Would you write out the entries below, every one of them, exactly?

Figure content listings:
-- -- --
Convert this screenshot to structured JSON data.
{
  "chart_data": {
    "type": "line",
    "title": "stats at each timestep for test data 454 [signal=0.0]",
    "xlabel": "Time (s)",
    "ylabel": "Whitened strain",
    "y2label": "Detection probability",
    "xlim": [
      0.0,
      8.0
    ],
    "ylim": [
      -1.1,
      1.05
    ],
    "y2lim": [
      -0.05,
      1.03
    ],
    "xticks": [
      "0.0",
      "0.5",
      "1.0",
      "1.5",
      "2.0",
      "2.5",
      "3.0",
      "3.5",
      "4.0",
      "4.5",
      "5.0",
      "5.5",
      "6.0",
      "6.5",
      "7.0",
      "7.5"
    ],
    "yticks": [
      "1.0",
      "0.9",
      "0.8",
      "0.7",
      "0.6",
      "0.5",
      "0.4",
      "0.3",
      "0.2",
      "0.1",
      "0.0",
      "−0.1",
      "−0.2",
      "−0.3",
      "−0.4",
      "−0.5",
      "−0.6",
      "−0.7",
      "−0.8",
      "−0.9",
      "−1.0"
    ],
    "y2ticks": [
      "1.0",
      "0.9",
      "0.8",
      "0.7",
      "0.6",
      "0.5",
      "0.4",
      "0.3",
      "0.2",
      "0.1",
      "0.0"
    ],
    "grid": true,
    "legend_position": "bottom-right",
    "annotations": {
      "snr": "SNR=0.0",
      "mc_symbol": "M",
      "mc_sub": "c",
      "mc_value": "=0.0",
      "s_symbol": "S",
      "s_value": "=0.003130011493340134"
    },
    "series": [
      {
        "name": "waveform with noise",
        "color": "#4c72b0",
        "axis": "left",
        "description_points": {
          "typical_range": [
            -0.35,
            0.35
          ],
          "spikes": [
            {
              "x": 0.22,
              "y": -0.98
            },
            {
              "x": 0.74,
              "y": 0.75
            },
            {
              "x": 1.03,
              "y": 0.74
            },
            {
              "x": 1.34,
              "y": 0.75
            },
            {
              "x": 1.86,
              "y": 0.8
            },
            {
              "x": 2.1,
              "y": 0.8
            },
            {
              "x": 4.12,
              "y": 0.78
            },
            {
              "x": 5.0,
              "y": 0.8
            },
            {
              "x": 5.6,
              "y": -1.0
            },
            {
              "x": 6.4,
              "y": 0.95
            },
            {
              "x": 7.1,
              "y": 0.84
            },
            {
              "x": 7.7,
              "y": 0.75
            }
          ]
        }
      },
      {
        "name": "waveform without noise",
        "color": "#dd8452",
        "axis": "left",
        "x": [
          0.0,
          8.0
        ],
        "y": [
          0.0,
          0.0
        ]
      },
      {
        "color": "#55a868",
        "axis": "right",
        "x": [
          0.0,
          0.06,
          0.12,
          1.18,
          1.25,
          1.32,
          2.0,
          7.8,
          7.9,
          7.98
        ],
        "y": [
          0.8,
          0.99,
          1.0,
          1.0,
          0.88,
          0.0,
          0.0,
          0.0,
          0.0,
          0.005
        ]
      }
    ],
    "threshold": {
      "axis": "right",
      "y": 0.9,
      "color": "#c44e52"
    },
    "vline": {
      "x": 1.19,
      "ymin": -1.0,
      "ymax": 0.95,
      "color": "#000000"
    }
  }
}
-- -- --
Task response
Convert this screenshot to structured JSON data.
{
  "chart_data": {
    "type": "line",
    "title": "stats at each timestep for test data 454 [signal=0.0]",
    "xlabel": "Time (s)",
    "ylabel": "Whitened strain",
    "y2label": "Detection probability",
    "xlim": [
      0.0,
      8.0
    ],
    "ylim": [
      -1.1,
      1.05
    ],
    "y2lim": [
      -0.05,
      1.03
    ],
    "xticks": [
      "0.0",
      "0.5",
      "1.0",
      "1.5",
      "2.0",
      "2.5",
      "3.0",
      "3.5",
      "4.0",
      "4.5",
      "5.0",
      "5.5",
      "6.0",
      "6.5",
      "7.0",
      "7.5"
    ],
    "yticks": [
      "1.0",
      "0.9",
      "0.8",
      "0.7",
      "0.6",
      "0.5",
      "0.4",
      "0.3",
      "0.2",
      "0.1",
      "0.0",
      "−0.1",
      "−0.2",
      "−0.3",
      "−0.4",
      "−0.5",
      "−0.6",
      "−0.7",
      "−0.8",
      "−0.9",
      "−1.0"
    ],
    "y2ticks": [
      "1.0",
      "0.9",
      "0.8",
      "0.7",
      "0.6",
      "0.5",
      "0.4",
      "0.3",
      "0.2",
      "0.1",
      "0.0"
    ],
    "grid": true,
    "legend_position": "bottom-right",
    "annotations": {
      "snr": "SNR=0.0",
      "mc_symbol": "M",
      "mc_sub": "c",
      "mc_value": "=0.0",
      "s_symbol": "S",
      "s_value": "=0.003130011493340134"
    },
    "series": [
      {
        "name": "waveform with noise",
        "color": "#4c72b0",
        "axis": "left",
        "description_points": {
          "typical_range": [
            -0.35,
            0.35
          ],
          "spikes": [
            {
              "x": 0.22,
              "y": -0.98
            },
            {
              "x": 0.74,
              "y": 0.75
            },
            {
              "x": 1.03,
              "y": 0.74
            },
            {
              "x": 1.34,
              "y": 0.75
            },
            {
              "x": 1.86,
              "y": 0.8
            },
            {
              "x": 2.1,
              "y": 0.8
            },
            {
              "x": 4.12,
              "y": 0.78
            },
            {
              "x": 5.0,
              "y": 0.8
            },
            {
              "x": 5.6,
              "y": -1.0
            },
            {
              "x": 6.4,
              "y": 0.95
            },
            {
              "x": 7.1,
              "y": 0.84
            },
            {
              "x": 7.7,
              "y": 0.75
            }
          ]
        }
      },
      {
        "name": "waveform without noise",
        "color": "#dd8452",
        "axis": "left",
        "x": [
          0.0,
          8.0
        ],
        "y": [
          0.0,
          0.0
        ]
      },
      {
        "color": "#55a868",
        "axis": "right",
        "x": [
          0.0,
          0.06,
          0.12,
          1.18,
          1.25,
          1.32,
          2.0,
          7.8,
          7.9,
          7.98
        ],
        "y": [
          0.8,
          0.99,
          1.0,
          1.0,
          0.88,
          0.0,
          0.0,
          0.0,
          0.0,
          0.005
        ]
      }
    ],
    "threshold": {
      "axis": "right",
      "y": 0.9,
      "color": "#c44e52"
    },
    "vline": {
      "x": 1.19,
      "ymin": -1.0,
      "ymax": 0.95,
      "color": "#000000"
    }
  }
}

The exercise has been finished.